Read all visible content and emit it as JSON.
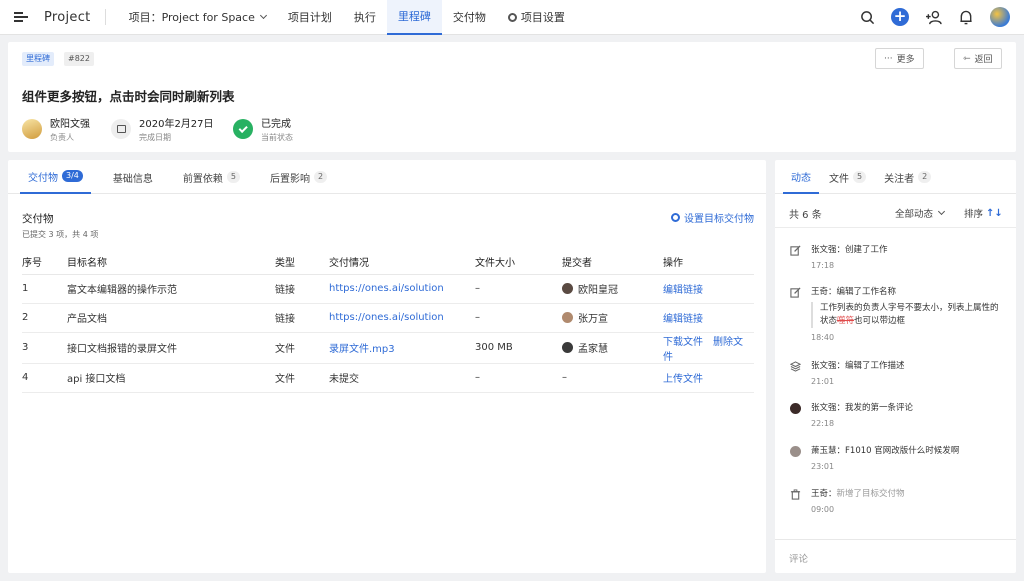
{
  "nav": {
    "brand": "Project",
    "project_label": "项目：Project for Space",
    "items": [
      "项目计划",
      "执行",
      "里程碑",
      "交付物",
      "项目设置"
    ],
    "active": "里程碑"
  },
  "header": {
    "badge": "里程碑",
    "id": "#822",
    "more": "更多",
    "back": "返回",
    "title": "组件更多按钮，点击时会同时刷新列表",
    "owner": {
      "value": "欧阳文强",
      "label": "负责人"
    },
    "date": {
      "value": "2020年2月27日",
      "label": "完成日期"
    },
    "status": {
      "value": "已完成",
      "label": "当前状态"
    }
  },
  "main": {
    "tabs": [
      {
        "label": "交付物",
        "count": "3/4"
      },
      {
        "label": "基础信息",
        "count": ""
      },
      {
        "label": "前置依赖",
        "count": "5"
      },
      {
        "label": "后置影响",
        "count": "2"
      }
    ],
    "section_title": "交付物",
    "section_sub": "已提交 3 项，共 4 项",
    "set_target": "设置目标交付物",
    "columns": [
      "序号",
      "目标名称",
      "类型",
      "交付情况",
      "文件大小",
      "提交者",
      "操作"
    ],
    "rows": [
      {
        "no": "1",
        "name": "富文本编辑器的操作示范",
        "type": "链接",
        "delivery": "https://ones.ai/solution",
        "size": "–",
        "submitter": "欧阳皇冠",
        "ops": [
          "编辑链接"
        ]
      },
      {
        "no": "2",
        "name": "产品文档",
        "type": "链接",
        "delivery": "https://ones.ai/solution",
        "size": "–",
        "submitter": "张万宣",
        "ops": [
          "编辑链接"
        ]
      },
      {
        "no": "3",
        "name": "接口文档报错的录屏文件",
        "type": "文件",
        "delivery": "录屏文件.mp3",
        "size": "300 MB",
        "submitter": "孟家慧",
        "ops": [
          "下载文件",
          "删除文件"
        ]
      },
      {
        "no": "4",
        "name": "api 接口文档",
        "type": "文件",
        "delivery": "未提交",
        "size": "–",
        "submitter": "–",
        "ops": [
          "上传文件"
        ]
      }
    ]
  },
  "side": {
    "tabs": [
      {
        "label": "动态",
        "count": ""
      },
      {
        "label": "文件",
        "count": "5"
      },
      {
        "label": "关注者",
        "count": "2"
      }
    ],
    "total": "共 6 条",
    "filter": "全部动态",
    "sort": "排序",
    "activities": [
      {
        "icon": "edit-icon",
        "actor": "张文强",
        "text": "创建了工作",
        "time": "17:18"
      },
      {
        "icon": "edit-icon",
        "actor": "王奇",
        "text": "编辑了工作名称",
        "quote_a": "工作列表的负责人字号不要太小，列表上属性的状态",
        "quote_strike": "噬符",
        "quote_b": "也可以带边框",
        "time": "18:40"
      },
      {
        "icon": "layers-icon",
        "actor": "张文强",
        "text": "编辑了工作描述",
        "time": "21:01"
      },
      {
        "icon": "avatar",
        "actor": "张文强",
        "text": "我发的第一条评论",
        "time": "22:18"
      },
      {
        "icon": "avatar",
        "actor": "萧玉慧",
        "text": "F1010 官网改版什么时候发啊",
        "time": "23:01"
      },
      {
        "icon": "trash-icon",
        "actor": "王奇",
        "text": "新增了目标交付物",
        "time": "09:00"
      }
    ],
    "comment_placeholder": "评论"
  }
}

================================

Goal of the exercise:
Using the records above, copy each line that contains "Project".

Exercise solution:
    "brand": "Project",
    "project_label": "项目：Project for Space",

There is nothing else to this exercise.